▶ _GIVEN EXERCISE A_
Name every method that the code in the sorting algorithm thread calls on list_.

▶ _SELECTION_
[Tutor] sorting algorithm

Thu Mar 11 13:01:53 CET 2010

Dave Angel wrote:
> (You forgot to do a Reply-All, so your message went to just me, rather 
> than to me and the list )
> 
> 
> C.T. Matsumoto wrote:
>> Dave Angel wrote:
>>> C.T. Matsumoto wrote:
>>>> Hello,
>>>>
>>>> This is follow up on a question I had about algorithms. In the 
>>>> thread it was suggested I make my own sorting algorithm.
>>>>
>>>> Here are my results.
>>>>
>>>> #!/usr/bin/python
>>>>
>>>> def sort_(list_):
>>>>    for item1 in list_:
>>>>        pos1 = list_.index(item1)
>>>>        pos2 = pos1 + 1
>>>>        try:
>>>>            item2 = list_[pos2]
>>>>        except IndexError:
>>>>            pass
>>>>
>>>>        if item1 >= item2:
>>>>            try:
>>>>                list_.pop(pos2)
>>>>                list_.insert(pos1, item2)
>>>>                return True
>>>>            except IndexError:
>>>>                pass
>>>>
>>>> def mysorter(list_):
>>>>    while sort_(list_) is True:
>>>>        sort_(list_)
>>>>
>>>> I found this to be a great exercise. In doing the exercise, I got 
>>>> pretty stuck. I consulted another programmer (my dad) who described 
>>>> how to go about sorting. As it turned out the description he 
>>>> described was the Bubble sort algorithm. Since coding the solution I 
>>>> know the Bubble sort is inefficient because of repeated iterations 
>>>> over the entire list. This shed light on the quick sort algorithm 
>>>> which I'd like to have a go at.

▶ _INPUT RECORDS_

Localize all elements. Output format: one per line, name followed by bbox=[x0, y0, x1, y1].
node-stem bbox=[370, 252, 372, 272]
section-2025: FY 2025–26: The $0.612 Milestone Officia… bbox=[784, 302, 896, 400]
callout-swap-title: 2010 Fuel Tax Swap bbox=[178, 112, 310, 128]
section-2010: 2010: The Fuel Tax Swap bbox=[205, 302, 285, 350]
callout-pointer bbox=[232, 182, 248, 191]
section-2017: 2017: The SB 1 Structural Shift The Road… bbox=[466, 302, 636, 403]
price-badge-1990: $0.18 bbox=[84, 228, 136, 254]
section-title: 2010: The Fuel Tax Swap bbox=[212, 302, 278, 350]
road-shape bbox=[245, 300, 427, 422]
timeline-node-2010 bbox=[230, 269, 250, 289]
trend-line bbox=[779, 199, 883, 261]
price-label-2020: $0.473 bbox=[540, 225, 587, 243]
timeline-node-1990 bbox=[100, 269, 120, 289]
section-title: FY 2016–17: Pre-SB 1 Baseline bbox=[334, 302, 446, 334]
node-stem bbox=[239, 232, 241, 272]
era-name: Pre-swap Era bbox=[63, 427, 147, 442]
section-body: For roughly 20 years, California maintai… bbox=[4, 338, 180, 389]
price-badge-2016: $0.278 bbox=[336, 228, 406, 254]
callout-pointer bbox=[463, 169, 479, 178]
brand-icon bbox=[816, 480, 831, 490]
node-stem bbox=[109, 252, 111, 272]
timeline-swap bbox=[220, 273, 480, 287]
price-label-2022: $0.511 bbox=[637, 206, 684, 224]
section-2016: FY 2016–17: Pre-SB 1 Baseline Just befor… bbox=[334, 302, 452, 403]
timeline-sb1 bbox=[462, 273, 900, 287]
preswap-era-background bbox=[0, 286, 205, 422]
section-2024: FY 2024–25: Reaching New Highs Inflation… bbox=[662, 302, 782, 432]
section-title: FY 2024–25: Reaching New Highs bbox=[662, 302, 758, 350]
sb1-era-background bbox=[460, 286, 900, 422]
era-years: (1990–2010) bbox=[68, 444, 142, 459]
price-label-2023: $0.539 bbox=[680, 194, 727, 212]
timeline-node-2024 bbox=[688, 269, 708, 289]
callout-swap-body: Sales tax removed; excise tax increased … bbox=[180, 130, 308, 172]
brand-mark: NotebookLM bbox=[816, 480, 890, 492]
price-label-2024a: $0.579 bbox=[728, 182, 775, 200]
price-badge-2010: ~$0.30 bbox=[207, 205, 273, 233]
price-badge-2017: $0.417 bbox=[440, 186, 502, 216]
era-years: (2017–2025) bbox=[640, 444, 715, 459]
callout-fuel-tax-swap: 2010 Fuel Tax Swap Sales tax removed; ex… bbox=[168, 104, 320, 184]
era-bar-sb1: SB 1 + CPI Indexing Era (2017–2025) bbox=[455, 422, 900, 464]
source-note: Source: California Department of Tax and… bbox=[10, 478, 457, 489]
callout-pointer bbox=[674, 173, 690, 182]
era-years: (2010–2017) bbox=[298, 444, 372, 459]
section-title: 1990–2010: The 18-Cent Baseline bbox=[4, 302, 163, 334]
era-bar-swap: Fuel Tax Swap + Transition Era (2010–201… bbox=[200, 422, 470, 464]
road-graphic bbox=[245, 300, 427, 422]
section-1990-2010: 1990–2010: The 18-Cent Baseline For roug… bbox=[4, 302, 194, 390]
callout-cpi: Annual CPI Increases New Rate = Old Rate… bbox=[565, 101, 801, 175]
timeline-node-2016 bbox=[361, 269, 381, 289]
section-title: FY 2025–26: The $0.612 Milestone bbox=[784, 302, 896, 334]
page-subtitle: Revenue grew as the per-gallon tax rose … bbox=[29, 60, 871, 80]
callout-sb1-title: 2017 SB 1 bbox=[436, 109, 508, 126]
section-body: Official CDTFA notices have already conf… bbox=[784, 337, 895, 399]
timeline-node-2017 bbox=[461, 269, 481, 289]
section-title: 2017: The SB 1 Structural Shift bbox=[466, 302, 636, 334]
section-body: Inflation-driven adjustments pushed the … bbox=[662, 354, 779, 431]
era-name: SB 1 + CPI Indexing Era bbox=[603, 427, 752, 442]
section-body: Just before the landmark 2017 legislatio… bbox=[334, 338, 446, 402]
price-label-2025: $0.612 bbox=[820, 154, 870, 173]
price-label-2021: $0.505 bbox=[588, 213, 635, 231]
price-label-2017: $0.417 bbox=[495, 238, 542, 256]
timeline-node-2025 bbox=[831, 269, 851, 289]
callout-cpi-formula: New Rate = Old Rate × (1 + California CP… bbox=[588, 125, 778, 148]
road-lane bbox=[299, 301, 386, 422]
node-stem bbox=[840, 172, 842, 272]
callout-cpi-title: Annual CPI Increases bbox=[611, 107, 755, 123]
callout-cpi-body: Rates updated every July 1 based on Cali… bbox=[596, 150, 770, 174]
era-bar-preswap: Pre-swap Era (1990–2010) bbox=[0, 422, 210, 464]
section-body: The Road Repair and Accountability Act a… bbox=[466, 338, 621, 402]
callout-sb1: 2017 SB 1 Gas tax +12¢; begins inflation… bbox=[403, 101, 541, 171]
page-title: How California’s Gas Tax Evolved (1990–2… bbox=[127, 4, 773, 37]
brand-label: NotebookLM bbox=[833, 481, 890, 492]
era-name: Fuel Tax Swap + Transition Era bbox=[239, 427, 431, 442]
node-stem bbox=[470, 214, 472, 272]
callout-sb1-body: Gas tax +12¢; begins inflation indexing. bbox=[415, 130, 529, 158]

▶ _GIVEN EXERCISE B_
In the records, rename "Fuel Tax Swap" to "Gas Tax Swap" in the lines running from the start of the records through the line holding "callout-pointer bbox=[232, 182, 248, 191]", inclusive, and return only those lines.

▶ _FINISHED ANSWER A_
index
pop
insert

▶ _FINISHED ANSWER B_
Localize all elements. Output format: one per line, name followed by bbox=[x0, y0, x1, y1].
node-stem bbox=[370, 252, 372, 272]
section-2025: FY 2025–26: The $0.612 Milestone Officia… bbox=[784, 302, 896, 400]
callout-swap-title: 2010 Gas Tax Swap bbox=[178, 112, 310, 128]
section-2010: 2010: The Gas Tax Swap bbox=[205, 302, 285, 350]
callout-pointer bbox=[232, 182, 248, 191]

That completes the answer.